**Your instructions**
Go through the listing and write out all of it exactly.

[Stored records]
§
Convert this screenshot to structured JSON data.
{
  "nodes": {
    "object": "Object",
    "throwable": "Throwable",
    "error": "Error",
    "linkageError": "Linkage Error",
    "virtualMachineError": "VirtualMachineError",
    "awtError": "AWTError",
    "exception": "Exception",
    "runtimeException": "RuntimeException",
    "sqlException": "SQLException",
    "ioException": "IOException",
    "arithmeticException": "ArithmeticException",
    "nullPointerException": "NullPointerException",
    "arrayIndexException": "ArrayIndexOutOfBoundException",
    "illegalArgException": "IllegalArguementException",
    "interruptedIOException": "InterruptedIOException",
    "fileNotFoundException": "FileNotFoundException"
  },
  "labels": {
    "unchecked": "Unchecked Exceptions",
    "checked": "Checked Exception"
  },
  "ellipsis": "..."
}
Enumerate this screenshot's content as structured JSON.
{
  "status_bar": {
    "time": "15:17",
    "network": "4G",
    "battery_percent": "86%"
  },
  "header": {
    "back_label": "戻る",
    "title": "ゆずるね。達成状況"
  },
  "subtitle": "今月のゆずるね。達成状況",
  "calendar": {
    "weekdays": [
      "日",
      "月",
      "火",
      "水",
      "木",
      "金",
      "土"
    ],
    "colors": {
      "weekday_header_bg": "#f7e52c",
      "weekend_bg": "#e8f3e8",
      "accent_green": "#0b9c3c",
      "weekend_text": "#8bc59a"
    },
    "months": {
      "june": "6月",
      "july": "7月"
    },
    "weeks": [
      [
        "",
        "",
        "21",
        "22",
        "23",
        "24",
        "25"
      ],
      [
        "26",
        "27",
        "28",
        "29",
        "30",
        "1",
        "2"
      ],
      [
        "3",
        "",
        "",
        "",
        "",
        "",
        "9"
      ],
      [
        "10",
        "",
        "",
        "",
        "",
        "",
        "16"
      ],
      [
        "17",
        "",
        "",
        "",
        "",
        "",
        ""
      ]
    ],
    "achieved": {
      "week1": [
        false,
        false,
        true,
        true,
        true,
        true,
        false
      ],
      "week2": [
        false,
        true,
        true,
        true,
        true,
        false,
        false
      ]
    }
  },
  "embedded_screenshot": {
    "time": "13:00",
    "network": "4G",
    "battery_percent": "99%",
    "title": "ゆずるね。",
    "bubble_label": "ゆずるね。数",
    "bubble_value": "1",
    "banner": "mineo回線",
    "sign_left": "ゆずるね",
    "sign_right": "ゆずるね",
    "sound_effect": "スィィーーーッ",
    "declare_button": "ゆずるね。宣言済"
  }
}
§
**Written response**
Convert this screenshot to structured JSON data.
{
  "nodes": {
    "object": "Object",
    "throwable": "Throwable",
    "error": "Error",
    "linkageError": "Linkage Error",
    "virtualMachineError": "VirtualMachineError",
    "awtError": "AWTError",
    "exception": "Exception",
    "runtimeException": "RuntimeException",
    "sqlException": "SQLException",
    "ioException": "IOException",
    "arithmeticException": "ArithmeticException",
    "nullPointerException": "NullPointerException",
    "arrayIndexException": "ArrayIndexOutOfBoundException",
    "illegalArgException": "IllegalArguementException",
    "interruptedIOException": "InterruptedIOException",
    "fileNotFoundException": "FileNotFoundException"
  },
  "labels": {
    "unchecked": "Unchecked Exceptions",
    "checked": "Checked Exception"
  },
  "ellipsis": "..."
}
Enumerate this screenshot's content as structured JSON.
{
  "status_bar": {
    "time": "15:17",
    "network": "4G",
    "battery_percent": "86%"
  },
  "header": {
    "back_label": "戻る",
    "title": "ゆずるね。達成状況"
  },
  "subtitle": "今月のゆずるね。達成状況",
  "calendar": {
    "weekdays": [
      "日",
      "月",
      "火",
      "水",
      "木",
      "金",
      "土"
    ],
    "colors": {
      "weekday_header_bg": "#f7e52c",
      "weekend_bg": "#e8f3e8",
      "accent_green": "#0b9c3c",
      "weekend_text": "#8bc59a"
    },
    "months": {
      "june": "6月",
      "july": "7月"
    },
    "weeks": [
      [
        "",
        "",
        "21",
        "22",
        "23",
        "24",
        "25"
      ],
      [
        "26",
        "27",
        "28",
        "29",
        "30",
        "1",
        "2"
      ],
      [
        "3",
        "",
        "",
        "",
        "",
        "",
        "9"
      ],
      [
        "10",
        "",
        "",
        "",
        "",
        "",
        "16"
      ],
      [
        "17",
        "",
        "",
        "",
        "",
        "",
        ""
      ]
    ],
    "achieved": {
      "week1": [
        false,
        false,
        true,
        true,
        true,
        true,
        false
      ],
      "week2": [
        false,
        true,
        true,
        true,
        true,
        false,
        false
      ]
    }
  },
  "embedded_screenshot": {
    "time": "13:00",
    "network": "4G",
    "battery_percent": "99%",
    "title": "ゆずるね。",
    "bubble_label": "ゆずるね。数",
    "bubble_value": "1",
    "banner": "mineo回線",
    "sign_left": "ゆずるね",
    "sign_right": "ゆずるね",
    "sound_effect": "スィィーーーッ",
    "declare_button": "ゆずるね。宣言済"
  }
}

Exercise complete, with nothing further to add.